What you are asked to do:
With the pictures omitted, write out the entries that follow exactly as they stand.

Data for the task:
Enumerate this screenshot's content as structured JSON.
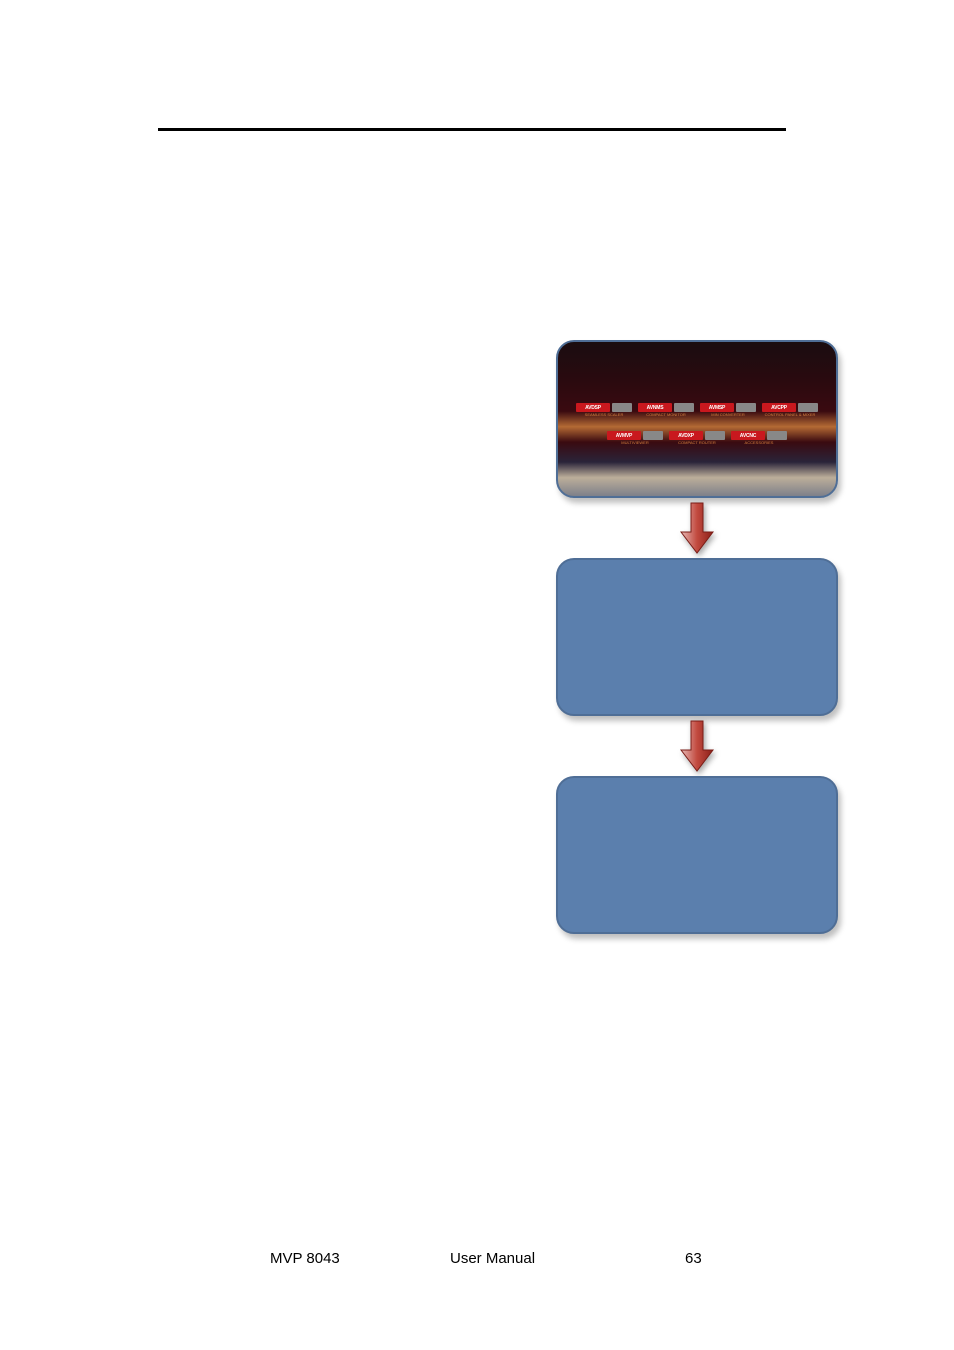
{
  "footer": {
    "model": "MVP 8043",
    "title": "User Manual",
    "page": "63"
  },
  "diagram": {
    "tiles_top": [
      {
        "badge": "AVDSP",
        "sub": "SEAMLESS SCALER"
      },
      {
        "badge": "AVNMS",
        "sub": "COMPACT MONITOR"
      },
      {
        "badge": "AVMSP",
        "sub": "MIN CONVERTER"
      },
      {
        "badge": "AVCPP",
        "sub": "CONTROL PANEL & MIXER"
      }
    ],
    "tiles_bot": [
      {
        "badge": "AVMVP",
        "sub": "MULTIVIEWER"
      },
      {
        "badge": "AVDXP",
        "sub": "COMPACT ROUTER"
      },
      {
        "badge": "AVCNC",
        "sub": "ACCESSORIES"
      }
    ]
  }
}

Solution to this task:
Enumerate this screenshot's content as structured JSON.
{
  "footer": {
    "model": "MVP 8043",
    "title": "User Manual",
    "page": "63"
  },
  "diagram": {
    "tiles_top": [
      {
        "badge": "AVDSP",
        "sub": "SEAMLESS SCALER"
      },
      {
        "badge": "AVNMS",
        "sub": "COMPACT MONITOR"
      },
      {
        "badge": "AVMSP",
        "sub": "MIN CONVERTER"
      },
      {
        "badge": "AVCPP",
        "sub": "CONTROL PANEL & MIXER"
      }
    ],
    "tiles_bot": [
      {
        "badge": "AVMVP",
        "sub": "MULTIVIEWER"
      },
      {
        "badge": "AVDXP",
        "sub": "COMPACT ROUTER"
      },
      {
        "badge": "AVCNC",
        "sub": "ACCESSORIES"
      }
    ]
  }
}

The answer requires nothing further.